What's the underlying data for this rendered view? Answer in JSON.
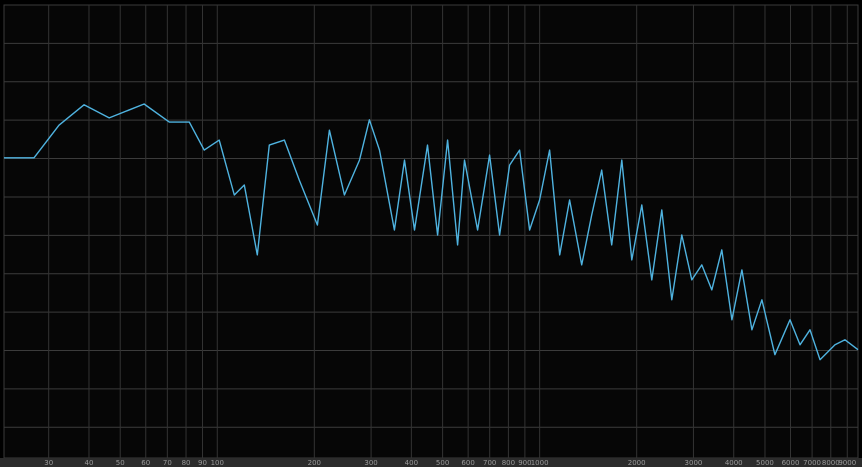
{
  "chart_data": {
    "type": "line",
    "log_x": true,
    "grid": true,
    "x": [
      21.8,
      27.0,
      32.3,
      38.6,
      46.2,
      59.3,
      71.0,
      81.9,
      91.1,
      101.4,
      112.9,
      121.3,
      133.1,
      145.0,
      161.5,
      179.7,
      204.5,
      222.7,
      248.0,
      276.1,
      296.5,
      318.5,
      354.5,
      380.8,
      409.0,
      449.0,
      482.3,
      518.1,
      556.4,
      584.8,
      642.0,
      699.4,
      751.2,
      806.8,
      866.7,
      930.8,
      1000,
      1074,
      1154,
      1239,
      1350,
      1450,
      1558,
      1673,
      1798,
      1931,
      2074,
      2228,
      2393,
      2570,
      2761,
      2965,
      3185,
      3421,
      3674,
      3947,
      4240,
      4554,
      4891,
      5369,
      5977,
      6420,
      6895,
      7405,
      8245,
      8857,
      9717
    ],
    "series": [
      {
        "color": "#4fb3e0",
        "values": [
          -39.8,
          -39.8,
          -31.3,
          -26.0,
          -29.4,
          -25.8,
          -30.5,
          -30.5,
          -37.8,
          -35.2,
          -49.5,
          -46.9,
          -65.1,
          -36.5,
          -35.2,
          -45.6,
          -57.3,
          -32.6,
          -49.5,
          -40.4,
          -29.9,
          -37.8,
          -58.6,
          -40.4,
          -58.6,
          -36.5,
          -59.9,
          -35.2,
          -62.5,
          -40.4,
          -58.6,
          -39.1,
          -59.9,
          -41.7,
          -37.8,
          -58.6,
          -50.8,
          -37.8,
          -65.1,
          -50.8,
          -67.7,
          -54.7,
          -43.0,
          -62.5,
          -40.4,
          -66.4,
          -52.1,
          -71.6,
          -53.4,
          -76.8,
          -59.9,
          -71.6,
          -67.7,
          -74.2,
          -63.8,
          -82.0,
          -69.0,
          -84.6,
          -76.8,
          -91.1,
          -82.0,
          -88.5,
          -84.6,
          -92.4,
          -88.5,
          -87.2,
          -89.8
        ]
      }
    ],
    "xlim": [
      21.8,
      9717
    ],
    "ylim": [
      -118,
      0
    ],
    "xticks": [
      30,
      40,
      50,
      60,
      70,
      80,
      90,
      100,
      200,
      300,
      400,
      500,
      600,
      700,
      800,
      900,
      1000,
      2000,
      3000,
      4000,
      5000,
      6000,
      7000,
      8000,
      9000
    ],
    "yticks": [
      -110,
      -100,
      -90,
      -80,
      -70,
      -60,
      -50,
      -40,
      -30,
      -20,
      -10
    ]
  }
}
———
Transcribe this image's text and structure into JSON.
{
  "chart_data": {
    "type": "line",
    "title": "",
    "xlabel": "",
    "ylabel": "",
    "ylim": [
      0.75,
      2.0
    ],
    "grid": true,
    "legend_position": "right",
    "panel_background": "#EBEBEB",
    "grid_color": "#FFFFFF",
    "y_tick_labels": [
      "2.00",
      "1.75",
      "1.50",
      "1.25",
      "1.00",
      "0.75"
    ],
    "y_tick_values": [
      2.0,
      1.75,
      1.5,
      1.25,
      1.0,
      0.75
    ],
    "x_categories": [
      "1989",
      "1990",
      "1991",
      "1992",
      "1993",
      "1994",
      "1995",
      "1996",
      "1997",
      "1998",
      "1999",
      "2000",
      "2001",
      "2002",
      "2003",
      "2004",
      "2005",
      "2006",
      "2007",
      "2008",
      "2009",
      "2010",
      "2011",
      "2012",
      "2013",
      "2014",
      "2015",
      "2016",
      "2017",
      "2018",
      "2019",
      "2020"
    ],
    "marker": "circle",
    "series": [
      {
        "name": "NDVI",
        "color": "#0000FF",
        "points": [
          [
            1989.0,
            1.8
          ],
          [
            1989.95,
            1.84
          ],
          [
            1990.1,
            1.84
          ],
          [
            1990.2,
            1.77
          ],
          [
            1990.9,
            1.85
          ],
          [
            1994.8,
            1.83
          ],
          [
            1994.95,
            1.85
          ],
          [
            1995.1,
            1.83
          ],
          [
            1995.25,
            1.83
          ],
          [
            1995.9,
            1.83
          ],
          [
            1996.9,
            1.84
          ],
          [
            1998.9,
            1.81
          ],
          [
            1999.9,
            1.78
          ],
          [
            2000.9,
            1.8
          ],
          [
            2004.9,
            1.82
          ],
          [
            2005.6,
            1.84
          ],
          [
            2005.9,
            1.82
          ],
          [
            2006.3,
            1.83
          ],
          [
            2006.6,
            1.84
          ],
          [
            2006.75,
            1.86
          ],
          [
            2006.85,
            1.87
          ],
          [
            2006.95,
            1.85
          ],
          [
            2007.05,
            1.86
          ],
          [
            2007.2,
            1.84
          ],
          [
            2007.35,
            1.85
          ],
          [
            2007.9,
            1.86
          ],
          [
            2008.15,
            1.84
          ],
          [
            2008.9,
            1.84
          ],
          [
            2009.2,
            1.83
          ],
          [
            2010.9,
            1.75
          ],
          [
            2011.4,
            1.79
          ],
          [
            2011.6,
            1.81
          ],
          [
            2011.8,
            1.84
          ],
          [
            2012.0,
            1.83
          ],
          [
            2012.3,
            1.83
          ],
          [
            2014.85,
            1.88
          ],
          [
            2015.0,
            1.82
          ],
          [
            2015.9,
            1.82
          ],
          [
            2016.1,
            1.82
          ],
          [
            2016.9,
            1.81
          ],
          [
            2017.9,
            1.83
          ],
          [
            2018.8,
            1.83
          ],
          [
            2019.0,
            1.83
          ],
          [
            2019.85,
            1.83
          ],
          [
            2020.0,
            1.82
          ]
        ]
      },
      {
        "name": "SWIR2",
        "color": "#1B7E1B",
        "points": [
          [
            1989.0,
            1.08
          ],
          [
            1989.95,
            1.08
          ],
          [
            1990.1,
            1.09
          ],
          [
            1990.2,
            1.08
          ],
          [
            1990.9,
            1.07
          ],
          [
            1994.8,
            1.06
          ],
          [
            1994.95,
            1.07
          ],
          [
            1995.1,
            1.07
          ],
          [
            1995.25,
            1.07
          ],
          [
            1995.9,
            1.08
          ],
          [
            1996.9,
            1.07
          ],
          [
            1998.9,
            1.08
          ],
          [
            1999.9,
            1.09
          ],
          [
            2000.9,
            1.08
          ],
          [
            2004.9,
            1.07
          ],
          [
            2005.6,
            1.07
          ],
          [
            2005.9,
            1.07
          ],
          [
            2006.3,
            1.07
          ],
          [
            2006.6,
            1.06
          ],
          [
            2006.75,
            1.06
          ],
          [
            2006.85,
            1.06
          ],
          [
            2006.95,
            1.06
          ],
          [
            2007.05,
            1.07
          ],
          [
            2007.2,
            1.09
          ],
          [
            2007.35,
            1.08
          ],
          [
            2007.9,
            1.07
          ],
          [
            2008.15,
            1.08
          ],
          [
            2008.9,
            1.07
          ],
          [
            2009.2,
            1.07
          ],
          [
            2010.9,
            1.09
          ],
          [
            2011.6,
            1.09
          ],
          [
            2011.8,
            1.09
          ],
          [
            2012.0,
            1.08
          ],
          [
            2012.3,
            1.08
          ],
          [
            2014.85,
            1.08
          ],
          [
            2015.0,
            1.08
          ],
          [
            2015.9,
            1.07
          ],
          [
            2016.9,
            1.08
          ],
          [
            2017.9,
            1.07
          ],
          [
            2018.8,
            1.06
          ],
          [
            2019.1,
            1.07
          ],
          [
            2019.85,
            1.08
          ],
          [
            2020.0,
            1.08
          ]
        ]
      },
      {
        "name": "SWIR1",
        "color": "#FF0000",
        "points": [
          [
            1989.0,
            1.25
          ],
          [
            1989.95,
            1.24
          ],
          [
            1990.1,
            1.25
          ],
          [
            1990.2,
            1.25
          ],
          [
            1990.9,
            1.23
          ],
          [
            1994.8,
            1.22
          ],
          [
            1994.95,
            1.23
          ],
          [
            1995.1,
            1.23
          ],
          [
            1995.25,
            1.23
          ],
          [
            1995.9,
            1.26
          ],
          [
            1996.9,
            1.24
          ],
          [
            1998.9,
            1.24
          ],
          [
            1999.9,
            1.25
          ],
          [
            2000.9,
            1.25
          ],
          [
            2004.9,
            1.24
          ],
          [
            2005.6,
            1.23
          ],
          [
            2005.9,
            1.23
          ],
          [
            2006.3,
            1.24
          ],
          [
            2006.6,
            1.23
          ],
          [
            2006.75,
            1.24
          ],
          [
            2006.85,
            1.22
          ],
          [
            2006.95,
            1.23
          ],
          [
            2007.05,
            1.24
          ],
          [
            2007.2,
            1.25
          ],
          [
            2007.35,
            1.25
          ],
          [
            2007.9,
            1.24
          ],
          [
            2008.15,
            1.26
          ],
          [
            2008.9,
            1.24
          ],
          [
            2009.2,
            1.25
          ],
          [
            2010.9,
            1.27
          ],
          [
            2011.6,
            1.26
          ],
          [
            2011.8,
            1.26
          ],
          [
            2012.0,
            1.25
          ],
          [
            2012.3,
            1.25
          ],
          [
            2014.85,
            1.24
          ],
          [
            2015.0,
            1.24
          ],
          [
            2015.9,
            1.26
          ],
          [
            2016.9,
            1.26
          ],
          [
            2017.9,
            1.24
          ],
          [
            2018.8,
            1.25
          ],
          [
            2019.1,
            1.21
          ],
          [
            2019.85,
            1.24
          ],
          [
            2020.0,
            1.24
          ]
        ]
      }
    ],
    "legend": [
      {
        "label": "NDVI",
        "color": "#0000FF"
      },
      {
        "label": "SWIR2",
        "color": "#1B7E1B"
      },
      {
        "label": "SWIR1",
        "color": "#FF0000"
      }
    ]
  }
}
———
WORK INSTRUCTIONS:
Read the entries and select each line where the word "this" is found.

COMPLETE RESPONSE:
What's the underlying data for this rendered view? Answer in JSON.
Transcribe this image's text and structure into JSON.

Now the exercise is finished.